DESCRIPTION OF THE TASK: Repeat every line of the listing below exactly, minus the pictures.

Collection entries
******************************
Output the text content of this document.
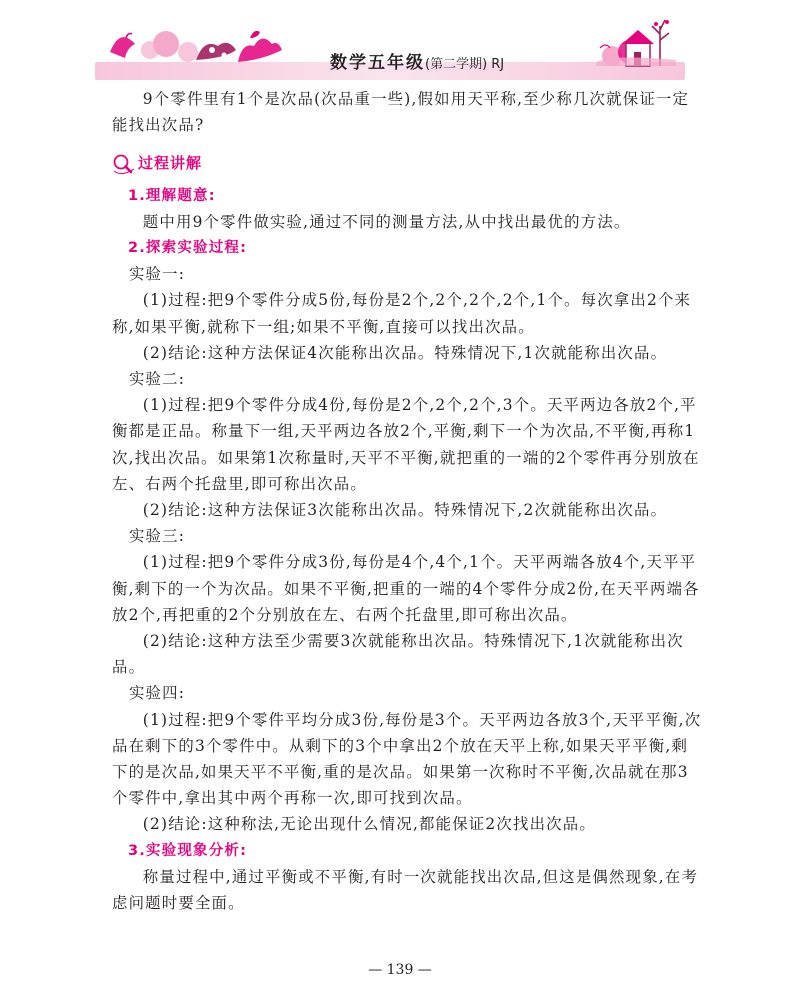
数学五年级(第二学期) RJ

9个零件里有1个是次品(次品重一些),假如用天平称,至少称几次就保证一定能找出次品?

过程讲解

1.理解题意:

题中用9个零件做实验,通过不同的测量方法,从中找出最优的方法。

2.探索实验过程:

实验一:

(1)过程:把9个零件分成5份,每份是2个,2个,2个,2个,1个。每次拿出2个来称,如果平衡,就称下一组;如果不平衡,直接可以找出次品。

(2)结论:这种方法保证4次能称出次品。特殊情况下,1次就能称出次品。

实验二:

(1)过程:把9个零件分成4份,每份是2个,2个,2个,3个。天平两边各放2个,平衡都是正品。称量下一组,天平两边各放2个,平衡,剩下一个为次品,不平衡,再称1次,找出次品。如果第1次称量时,天平不平衡,就把重的一端的2个零件再分别放在左、右两个托盘里,即可称出次品。

(2)结论:这种方法保证3次能称出次品。特殊情况下,2次就能称出次品。

实验三:

(1)过程:把9个零件分成3份,每份是4个,4个,1个。天平两端各放4个,天平平衡,剩下的一个为次品。如果不平衡,把重的一端的4个零件分成2份,在天平两端各放2个,再把重的2个分别放在左、右两个托盘里,即可称出次品。

(2)结论:这种方法至少需要3次就能称出次品。特殊情况下,1次就能称出次品。

实验四:

(1)过程:把9个零件平均分成3份,每份是3个。天平两边各放3个,天平平衡,次品在剩下的3个零件中。从剩下的3个中拿出2个放在天平上称,如果天平平衡,剩下的是次品,如果天平不平衡,重的是次品。如果第一次称时不平衡,次品就在那3个零件中,拿出其中两个再称一次,即可找到次品。

(2)结论:这种称法,无论出现什么情况,都能保证2次找出次品。

3.实验现象分析:

称量过程中,通过平衡或不平衡,有时一次就能找出次品,但这是偶然现象,在考虑问题时要全面。

— 139 —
******************************
SOLUTION TO THE PROBLEM:
Output the text content of this document.
数学五年级(第二学期) RJ

9个零件里有1个是次品(次品重一些),假如用天平称,至少称几次就保证一定能找出次品?

过程讲解

1.理解题意:

题中用9个零件做实验,通过不同的测量方法,从中找出最优的方法。

2.探索实验过程:

实验一:

(1)过程:把9个零件分成5份,每份是2个,2个,2个,2个,1个。每次拿出2个来称,如果平衡,就称下一组;如果不平衡,直接可以找出次品。

(2)结论:这种方法保证4次能称出次品。特殊情况下,1次就能称出次品。

实验二:

(1)过程:把9个零件分成4份,每份是2个,2个,2个,3个。天平两边各放2个,平衡都是正品。称量下一组,天平两边各放2个,平衡,剩下一个为次品,不平衡,再称1次,找出次品。如果第1次称量时,天平不平衡,就把重的一端的2个零件再分别放在左、右两个托盘里,即可称出次品。

(2)结论:这种方法保证3次能称出次品。特殊情况下,2次就能称出次品。

实验三:

(1)过程:把9个零件分成3份,每份是4个,4个,1个。天平两端各放4个,天平平衡,剩下的一个为次品。如果不平衡,把重的一端的4个零件分成2份,在天平两端各放2个,再把重的2个分别放在左、右两个托盘里,即可称出次品。

(2)结论:这种方法至少需要3次就能称出次品。特殊情况下,1次就能称出次品。

实验四:

(1)过程:把9个零件平均分成3份,每份是3个。天平两边各放3个,天平平衡,次品在剩下的3个零件中。从剩下的3个中拿出2个放在天平上称,如果天平平衡,剩下的是次品,如果天平不平衡,重的是次品。如果第一次称时不平衡,次品就在那3个零件中,拿出其中两个再称一次,即可找到次品。

(2)结论:这种称法,无论出现什么情况,都能保证2次找出次品。

3.实验现象分析:

称量过程中,通过平衡或不平衡,有时一次就能找出次品,但这是偶然现象,在考虑问题时要全面。

— 139 —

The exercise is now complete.